— begin —
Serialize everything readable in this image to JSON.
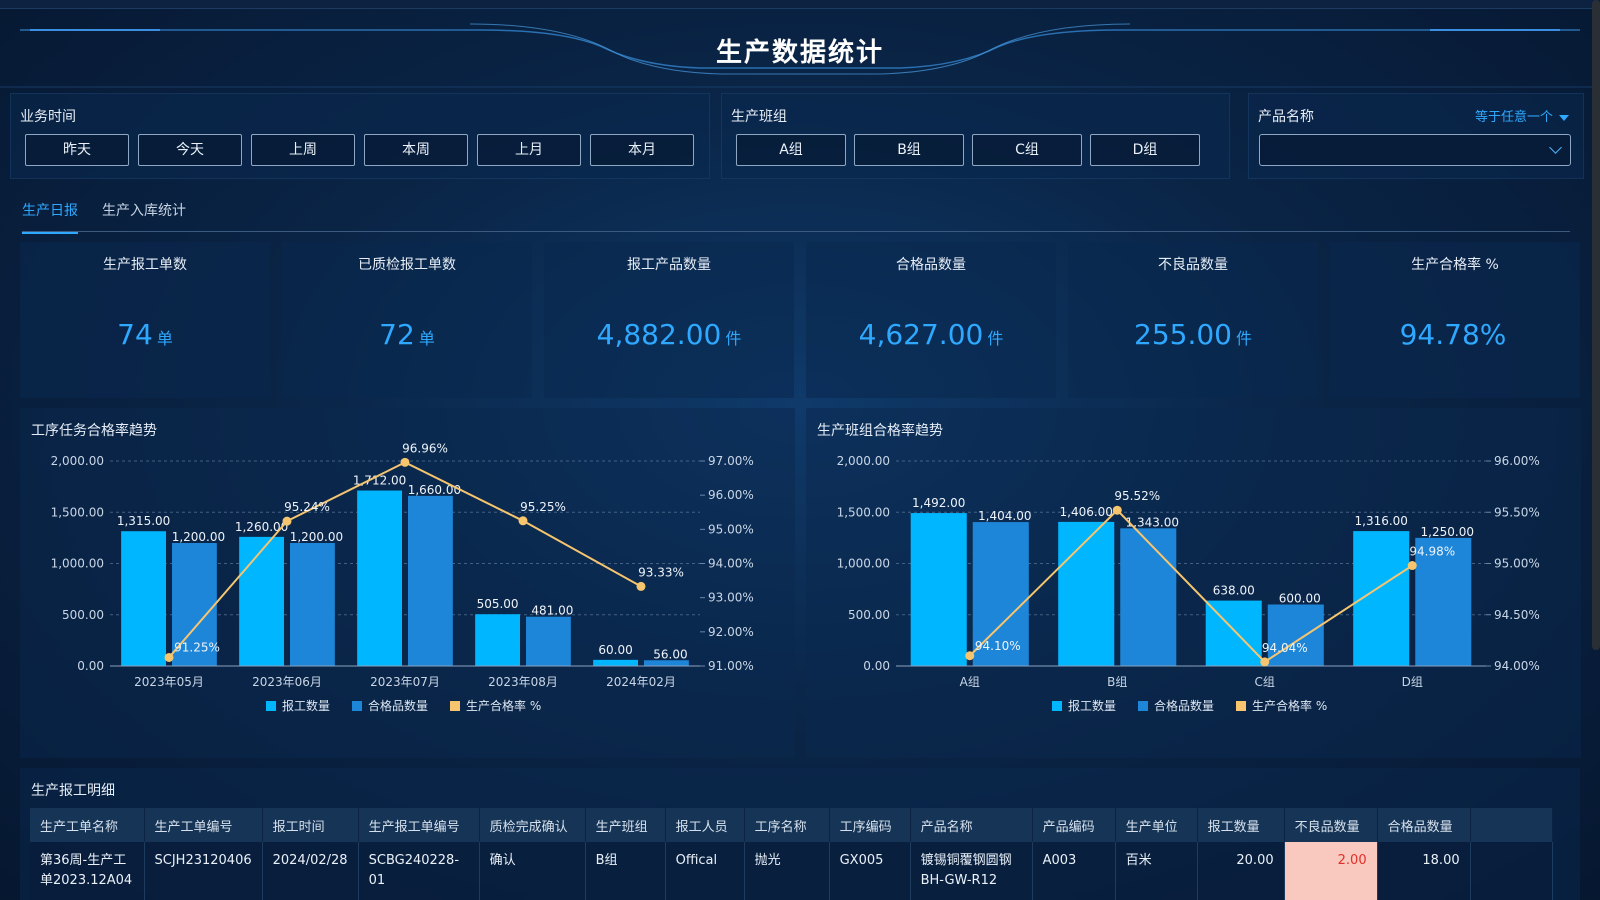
{
  "header": {
    "title": "生产数据统计"
  },
  "filters": {
    "time": {
      "label": "业务时间",
      "options": [
        "昨天",
        "今天",
        "上周",
        "本周",
        "上月",
        "本月"
      ]
    },
    "team": {
      "label": "生产班组",
      "options": [
        "A组",
        "B组",
        "C组",
        "D组"
      ]
    },
    "product": {
      "label": "产品名称",
      "operator": "等于任意一个",
      "value": ""
    }
  },
  "tabs": [
    {
      "label": "生产日报",
      "active": true
    },
    {
      "label": "生产入库统计",
      "active": false
    }
  ],
  "kpis": [
    {
      "label": "生产报工单数",
      "value": "74",
      "unit": "单"
    },
    {
      "label": "已质检报工单数",
      "value": "72",
      "unit": "单"
    },
    {
      "label": "报工产品数量",
      "value": "4,882.00",
      "unit": "件"
    },
    {
      "label": "合格品数量",
      "value": "4,627.00",
      "unit": "件"
    },
    {
      "label": "不良品数量",
      "value": "255.00",
      "unit": "件"
    },
    {
      "label": "生产合格率 %",
      "value": "94.78%",
      "unit": ""
    }
  ],
  "colors": {
    "series1": "#00b7ff",
    "series2": "#1e86d8",
    "line": "#f6c56e",
    "accent": "#2fa8ff"
  },
  "chart_data": [
    {
      "type": "bar",
      "title": "工序任务合格率趋势",
      "categories": [
        "2023年05月",
        "2023年06月",
        "2023年07月",
        "2023年08月",
        "2024年02月"
      ],
      "series": [
        {
          "name": "报工数量",
          "kind": "bar",
          "axis": "left",
          "values": [
            1315,
            1260,
            1712,
            505,
            60
          ],
          "labels": [
            "1,315.00",
            "1,260.00",
            "1,712.00",
            "505.00",
            "60.00"
          ]
        },
        {
          "name": "合格品数量",
          "kind": "bar",
          "axis": "left",
          "values": [
            1200,
            1200,
            1660,
            481,
            56
          ],
          "labels": [
            "1,200.00",
            "1,200.00",
            "1,660.00",
            "481.00",
            "56.00"
          ]
        },
        {
          "name": "生产合格率 %",
          "kind": "line",
          "axis": "right",
          "values": [
            91.25,
            95.24,
            96.96,
            95.25,
            93.33
          ],
          "labels": [
            "91.25%",
            "95.24%",
            "96.96%",
            "95.25%",
            "93.33%"
          ]
        }
      ],
      "yleft": {
        "min": 0,
        "max": 2000,
        "ticks": [
          "0.00",
          "500.00",
          "1,000.00",
          "1,500.00",
          "2,000.00"
        ]
      },
      "yright": {
        "min": 91,
        "max": 97,
        "ticks": [
          "91.00%",
          "92.00%",
          "93.00%",
          "94.00%",
          "95.00%",
          "96.00%",
          "97.00%"
        ]
      },
      "legend": "bottom-center"
    },
    {
      "type": "bar",
      "title": "生产班组合格率趋势",
      "categories": [
        "A组",
        "B组",
        "C组",
        "D组"
      ],
      "series": [
        {
          "name": "报工数量",
          "kind": "bar",
          "axis": "left",
          "values": [
            1492,
            1406,
            638,
            1316
          ],
          "labels": [
            "1,492.00",
            "1,406.00",
            "638.00",
            "1,316.00"
          ]
        },
        {
          "name": "合格品数量",
          "kind": "bar",
          "axis": "left",
          "values": [
            1404,
            1343,
            600,
            1250
          ],
          "labels": [
            "1,404.00",
            "1,343.00",
            "600.00",
            "1,250.00"
          ]
        },
        {
          "name": "生产合格率 %",
          "kind": "line",
          "axis": "right",
          "values": [
            94.1,
            95.52,
            94.04,
            94.98
          ],
          "labels": [
            "94.10%",
            "95.52%",
            "94.04%",
            "94.98%"
          ]
        }
      ],
      "yleft": {
        "min": 0,
        "max": 2000,
        "ticks": [
          "0.00",
          "500.00",
          "1,000.00",
          "1,500.00",
          "2,000.00"
        ]
      },
      "yright": {
        "min": 94,
        "max": 96,
        "ticks": [
          "94.00%",
          "94.50%",
          "95.00%",
          "95.50%",
          "96.00%"
        ]
      },
      "legend": "bottom-center"
    }
  ],
  "table": {
    "title": "生产报工明细",
    "columns": [
      "生产工单名称",
      "生产工单编号",
      "报工时间",
      "生产报工单编号",
      "质检完成确认",
      "生产班组",
      "报工人员",
      "工序名称",
      "工序编码",
      "产品名称",
      "产品编码",
      "生产单位",
      "报工数量",
      "不良品数量",
      "合格品数量"
    ],
    "rows": [
      [
        "第36周-生产工单2023.12A04",
        "SCJH23120406",
        "2024/02/28",
        "SCBG240228-01",
        "确认",
        "B组",
        "Offical",
        "抛光",
        "GX005",
        "镀锡铜覆钢圆钢BH-GW-R12",
        "A003",
        "百米",
        "20.00",
        "2.00",
        "18.00"
      ]
    ]
  }
}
— end —
[Direction] Set down every record once more, word for word, without pictures.

[Solution]
Serialize everything readable in this image to JSON.
{
  "header": {
    "title": "生产数据统计"
  },
  "filters": {
    "time": {
      "label": "业务时间",
      "options": [
        "昨天",
        "今天",
        "上周",
        "本周",
        "上月",
        "本月"
      ]
    },
    "team": {
      "label": "生产班组",
      "options": [
        "A组",
        "B组",
        "C组",
        "D组"
      ]
    },
    "product": {
      "label": "产品名称",
      "operator": "等于任意一个",
      "value": ""
    }
  },
  "tabs": [
    {
      "label": "生产日报",
      "active": true
    },
    {
      "label": "生产入库统计",
      "active": false
    }
  ],
  "kpis": [
    {
      "label": "生产报工单数",
      "value": "74",
      "unit": "单"
    },
    {
      "label": "已质检报工单数",
      "value": "72",
      "unit": "单"
    },
    {
      "label": "报工产品数量",
      "value": "4,882.00",
      "unit": "件"
    },
    {
      "label": "合格品数量",
      "value": "4,627.00",
      "unit": "件"
    },
    {
      "label": "不良品数量",
      "value": "255.00",
      "unit": "件"
    },
    {
      "label": "生产合格率 %",
      "value": "94.78%",
      "unit": ""
    }
  ],
  "colors": {
    "series1": "#00b7ff",
    "series2": "#1e86d8",
    "line": "#f6c56e",
    "accent": "#2fa8ff"
  },
  "chart_data": [
    {
      "type": "bar",
      "title": "工序任务合格率趋势",
      "categories": [
        "2023年05月",
        "2023年06月",
        "2023年07月",
        "2023年08月",
        "2024年02月"
      ],
      "series": [
        {
          "name": "报工数量",
          "kind": "bar",
          "axis": "left",
          "values": [
            1315,
            1260,
            1712,
            505,
            60
          ],
          "labels": [
            "1,315.00",
            "1,260.00",
            "1,712.00",
            "505.00",
            "60.00"
          ]
        },
        {
          "name": "合格品数量",
          "kind": "bar",
          "axis": "left",
          "values": [
            1200,
            1200,
            1660,
            481,
            56
          ],
          "labels": [
            "1,200.00",
            "1,200.00",
            "1,660.00",
            "481.00",
            "56.00"
          ]
        },
        {
          "name": "生产合格率 %",
          "kind": "line",
          "axis": "right",
          "values": [
            91.25,
            95.24,
            96.96,
            95.25,
            93.33
          ],
          "labels": [
            "91.25%",
            "95.24%",
            "96.96%",
            "95.25%",
            "93.33%"
          ]
        }
      ],
      "yleft": {
        "min": 0,
        "max": 2000,
        "ticks": [
          "0.00",
          "500.00",
          "1,000.00",
          "1,500.00",
          "2,000.00"
        ]
      },
      "yright": {
        "min": 91,
        "max": 97,
        "ticks": [
          "91.00%",
          "92.00%",
          "93.00%",
          "94.00%",
          "95.00%",
          "96.00%",
          "97.00%"
        ]
      },
      "legend": "bottom-center"
    },
    {
      "type": "bar",
      "title": "生产班组合格率趋势",
      "categories": [
        "A组",
        "B组",
        "C组",
        "D组"
      ],
      "series": [
        {
          "name": "报工数量",
          "kind": "bar",
          "axis": "left",
          "values": [
            1492,
            1406,
            638,
            1316
          ],
          "labels": [
            "1,492.00",
            "1,406.00",
            "638.00",
            "1,316.00"
          ]
        },
        {
          "name": "合格品数量",
          "kind": "bar",
          "axis": "left",
          "values": [
            1404,
            1343,
            600,
            1250
          ],
          "labels": [
            "1,404.00",
            "1,343.00",
            "600.00",
            "1,250.00"
          ]
        },
        {
          "name": "生产合格率 %",
          "kind": "line",
          "axis": "right",
          "values": [
            94.1,
            95.52,
            94.04,
            94.98
          ],
          "labels": [
            "94.10%",
            "95.52%",
            "94.04%",
            "94.98%"
          ]
        }
      ],
      "yleft": {
        "min": 0,
        "max": 2000,
        "ticks": [
          "0.00",
          "500.00",
          "1,000.00",
          "1,500.00",
          "2,000.00"
        ]
      },
      "yright": {
        "min": 94,
        "max": 96,
        "ticks": [
          "94.00%",
          "94.50%",
          "95.00%",
          "95.50%",
          "96.00%"
        ]
      },
      "legend": "bottom-center"
    }
  ],
  "table": {
    "title": "生产报工明细",
    "columns": [
      "生产工单名称",
      "生产工单编号",
      "报工时间",
      "生产报工单编号",
      "质检完成确认",
      "生产班组",
      "报工人员",
      "工序名称",
      "工序编码",
      "产品名称",
      "产品编码",
      "生产单位",
      "报工数量",
      "不良品数量",
      "合格品数量"
    ],
    "rows": [
      [
        "第36周-生产工单2023.12A04",
        "SCJH23120406",
        "2024/02/28",
        "SCBG240228-01",
        "确认",
        "B组",
        "Offical",
        "抛光",
        "GX005",
        "镀锡铜覆钢圆钢BH-GW-R12",
        "A003",
        "百米",
        "20.00",
        "2.00",
        "18.00"
      ]
    ]
  }
}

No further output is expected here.